● **EXERCISE DETAILS**
Find every line with the word "functional". Copy those lines.

● **DATASET EXTRACT**

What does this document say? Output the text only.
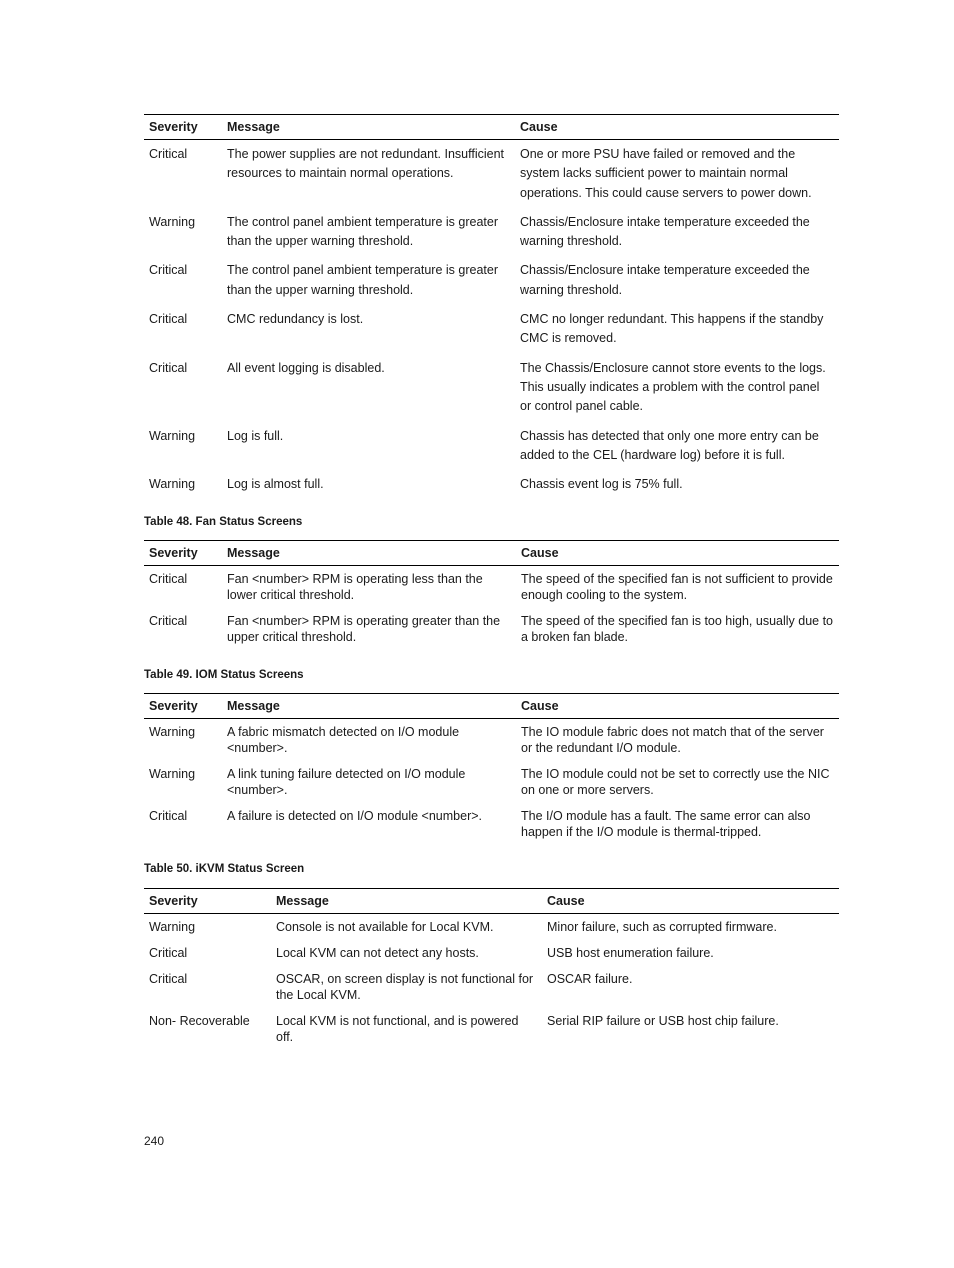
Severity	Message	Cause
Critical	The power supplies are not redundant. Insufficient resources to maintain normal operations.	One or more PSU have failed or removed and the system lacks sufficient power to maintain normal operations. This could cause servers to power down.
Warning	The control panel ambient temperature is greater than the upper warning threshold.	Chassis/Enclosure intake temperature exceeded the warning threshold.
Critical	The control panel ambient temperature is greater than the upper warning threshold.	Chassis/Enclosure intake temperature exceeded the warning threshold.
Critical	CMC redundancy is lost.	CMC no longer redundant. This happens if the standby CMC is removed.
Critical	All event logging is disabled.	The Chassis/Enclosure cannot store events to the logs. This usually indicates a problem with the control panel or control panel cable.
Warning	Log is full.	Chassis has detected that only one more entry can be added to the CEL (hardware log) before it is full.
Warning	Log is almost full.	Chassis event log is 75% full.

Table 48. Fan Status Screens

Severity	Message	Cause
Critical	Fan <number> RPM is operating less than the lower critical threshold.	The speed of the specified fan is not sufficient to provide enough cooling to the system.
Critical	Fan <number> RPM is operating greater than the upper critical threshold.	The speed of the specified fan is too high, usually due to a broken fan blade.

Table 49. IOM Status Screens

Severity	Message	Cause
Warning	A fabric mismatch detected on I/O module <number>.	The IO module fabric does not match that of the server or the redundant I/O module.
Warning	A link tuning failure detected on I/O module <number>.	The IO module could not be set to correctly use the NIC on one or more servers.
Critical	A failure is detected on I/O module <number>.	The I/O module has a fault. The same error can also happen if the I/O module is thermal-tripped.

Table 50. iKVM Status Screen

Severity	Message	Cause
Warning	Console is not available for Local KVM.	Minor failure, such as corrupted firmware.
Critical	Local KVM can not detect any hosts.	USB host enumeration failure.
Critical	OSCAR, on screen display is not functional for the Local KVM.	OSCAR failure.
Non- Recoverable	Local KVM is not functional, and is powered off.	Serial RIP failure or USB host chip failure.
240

--

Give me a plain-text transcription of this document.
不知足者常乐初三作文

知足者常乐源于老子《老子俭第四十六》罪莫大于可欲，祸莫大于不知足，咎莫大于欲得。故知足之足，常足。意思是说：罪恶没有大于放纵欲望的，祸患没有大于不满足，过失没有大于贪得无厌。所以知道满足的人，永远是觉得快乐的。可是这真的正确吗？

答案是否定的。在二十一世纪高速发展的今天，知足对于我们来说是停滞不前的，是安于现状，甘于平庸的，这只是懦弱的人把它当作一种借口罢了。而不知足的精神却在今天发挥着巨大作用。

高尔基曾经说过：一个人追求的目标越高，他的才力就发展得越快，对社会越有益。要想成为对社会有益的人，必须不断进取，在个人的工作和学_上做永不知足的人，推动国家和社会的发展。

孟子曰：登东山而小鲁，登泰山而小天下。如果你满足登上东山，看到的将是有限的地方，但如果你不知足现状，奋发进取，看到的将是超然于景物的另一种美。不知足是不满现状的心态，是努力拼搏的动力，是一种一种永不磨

* * *

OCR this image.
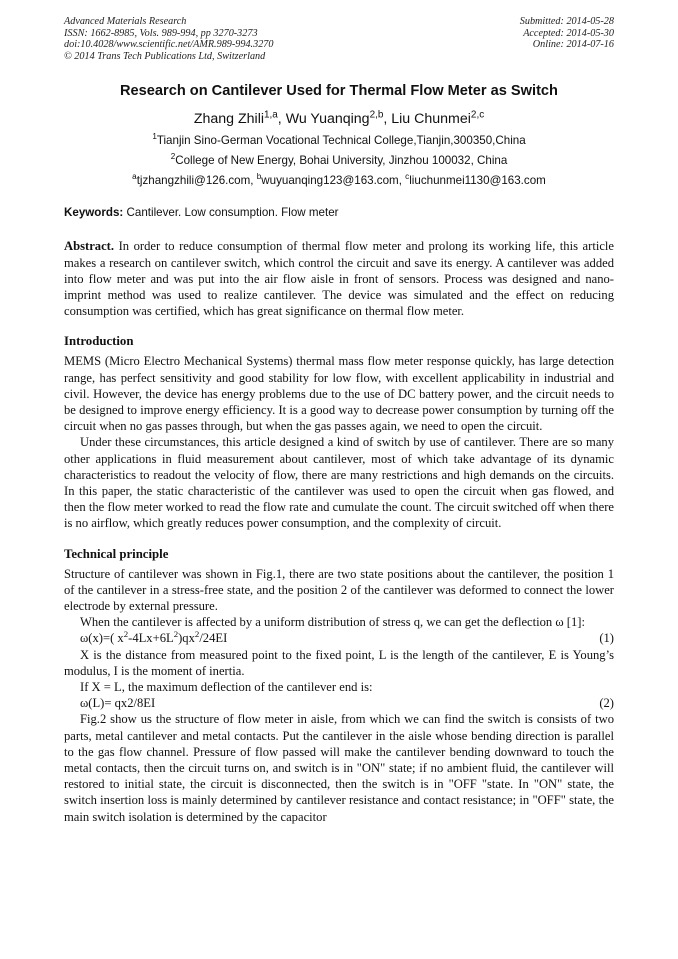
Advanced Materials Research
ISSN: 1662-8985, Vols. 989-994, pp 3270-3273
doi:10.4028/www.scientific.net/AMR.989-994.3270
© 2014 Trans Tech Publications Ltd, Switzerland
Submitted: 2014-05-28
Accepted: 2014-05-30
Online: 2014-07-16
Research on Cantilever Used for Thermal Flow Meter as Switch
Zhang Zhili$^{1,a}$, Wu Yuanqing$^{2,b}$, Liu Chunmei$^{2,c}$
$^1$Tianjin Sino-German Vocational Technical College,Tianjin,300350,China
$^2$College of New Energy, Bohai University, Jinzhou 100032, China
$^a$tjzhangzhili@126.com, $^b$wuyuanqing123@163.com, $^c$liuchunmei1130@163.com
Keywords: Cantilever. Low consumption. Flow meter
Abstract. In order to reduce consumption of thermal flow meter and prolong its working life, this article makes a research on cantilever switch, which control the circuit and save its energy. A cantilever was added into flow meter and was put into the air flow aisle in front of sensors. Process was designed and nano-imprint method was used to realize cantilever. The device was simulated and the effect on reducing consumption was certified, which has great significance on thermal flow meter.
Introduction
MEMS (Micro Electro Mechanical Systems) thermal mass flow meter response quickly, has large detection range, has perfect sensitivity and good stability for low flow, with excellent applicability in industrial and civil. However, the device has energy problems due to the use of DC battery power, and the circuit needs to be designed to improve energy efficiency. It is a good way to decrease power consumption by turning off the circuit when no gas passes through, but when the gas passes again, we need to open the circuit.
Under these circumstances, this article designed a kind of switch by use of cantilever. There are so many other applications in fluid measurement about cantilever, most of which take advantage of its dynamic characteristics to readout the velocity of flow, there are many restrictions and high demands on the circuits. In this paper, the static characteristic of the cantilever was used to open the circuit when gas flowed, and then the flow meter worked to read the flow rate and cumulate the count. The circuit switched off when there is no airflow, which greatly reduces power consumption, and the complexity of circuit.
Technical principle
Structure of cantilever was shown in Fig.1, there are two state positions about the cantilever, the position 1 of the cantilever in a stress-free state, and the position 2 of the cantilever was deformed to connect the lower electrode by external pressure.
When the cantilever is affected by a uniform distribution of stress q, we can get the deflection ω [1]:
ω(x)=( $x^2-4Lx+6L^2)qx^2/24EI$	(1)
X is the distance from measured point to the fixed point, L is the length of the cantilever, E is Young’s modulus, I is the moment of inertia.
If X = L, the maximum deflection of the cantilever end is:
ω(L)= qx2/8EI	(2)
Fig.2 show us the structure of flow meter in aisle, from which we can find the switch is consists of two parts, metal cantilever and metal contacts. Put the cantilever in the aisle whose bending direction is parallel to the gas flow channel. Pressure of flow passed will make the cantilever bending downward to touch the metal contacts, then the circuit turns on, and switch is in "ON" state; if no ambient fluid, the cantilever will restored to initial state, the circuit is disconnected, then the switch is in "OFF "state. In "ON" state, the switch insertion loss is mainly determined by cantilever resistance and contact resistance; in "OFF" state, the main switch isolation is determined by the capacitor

● **FULL RESPONSE**
Critical	OSCAR, on screen display is not functional for the Local KVM.	OSCAR failure.
Non- Recoverable	Local KVM is not functional, and is powered off.	Serial RIP failure or USB host chip failure.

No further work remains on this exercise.